• [Given request]: Answer with a single number: the count of lines that include the string "this".

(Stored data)
__________________________________________________
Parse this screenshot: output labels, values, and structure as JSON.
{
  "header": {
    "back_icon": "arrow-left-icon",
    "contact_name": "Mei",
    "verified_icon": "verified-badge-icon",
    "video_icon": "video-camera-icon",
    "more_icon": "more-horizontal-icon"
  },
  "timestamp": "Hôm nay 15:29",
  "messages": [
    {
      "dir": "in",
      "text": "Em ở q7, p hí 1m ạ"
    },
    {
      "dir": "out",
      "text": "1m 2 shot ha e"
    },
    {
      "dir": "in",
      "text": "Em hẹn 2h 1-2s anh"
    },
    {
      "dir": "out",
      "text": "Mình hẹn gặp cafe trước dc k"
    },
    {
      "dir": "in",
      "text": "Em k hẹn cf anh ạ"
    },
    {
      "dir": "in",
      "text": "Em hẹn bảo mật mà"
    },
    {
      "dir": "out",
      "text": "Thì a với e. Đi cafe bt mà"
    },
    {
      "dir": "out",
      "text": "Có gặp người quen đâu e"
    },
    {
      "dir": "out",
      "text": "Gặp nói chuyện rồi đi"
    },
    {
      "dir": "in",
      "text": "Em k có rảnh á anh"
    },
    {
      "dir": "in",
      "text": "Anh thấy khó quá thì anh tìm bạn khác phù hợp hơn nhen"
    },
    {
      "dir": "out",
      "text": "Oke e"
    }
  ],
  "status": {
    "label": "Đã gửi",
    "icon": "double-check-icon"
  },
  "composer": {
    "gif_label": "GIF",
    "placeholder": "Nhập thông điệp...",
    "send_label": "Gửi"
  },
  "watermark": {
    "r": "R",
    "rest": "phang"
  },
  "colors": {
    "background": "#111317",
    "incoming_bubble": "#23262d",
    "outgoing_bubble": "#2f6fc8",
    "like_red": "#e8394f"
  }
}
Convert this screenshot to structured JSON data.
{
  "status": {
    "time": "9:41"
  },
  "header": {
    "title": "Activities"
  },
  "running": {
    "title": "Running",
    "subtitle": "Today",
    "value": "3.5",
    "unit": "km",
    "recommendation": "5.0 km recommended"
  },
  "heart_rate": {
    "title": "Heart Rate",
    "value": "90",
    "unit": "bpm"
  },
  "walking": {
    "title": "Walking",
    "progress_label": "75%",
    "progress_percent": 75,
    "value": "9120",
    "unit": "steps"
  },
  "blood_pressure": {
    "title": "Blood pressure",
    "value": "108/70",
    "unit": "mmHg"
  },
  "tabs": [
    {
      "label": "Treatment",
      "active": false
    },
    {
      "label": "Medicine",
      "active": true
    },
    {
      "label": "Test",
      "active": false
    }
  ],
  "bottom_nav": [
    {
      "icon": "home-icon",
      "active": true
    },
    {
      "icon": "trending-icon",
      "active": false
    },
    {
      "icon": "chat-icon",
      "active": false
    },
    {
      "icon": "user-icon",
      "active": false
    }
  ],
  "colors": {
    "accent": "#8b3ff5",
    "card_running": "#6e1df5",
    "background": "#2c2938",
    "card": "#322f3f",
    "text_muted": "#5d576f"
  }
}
__________________________________________________
• [Solved exercise]: 2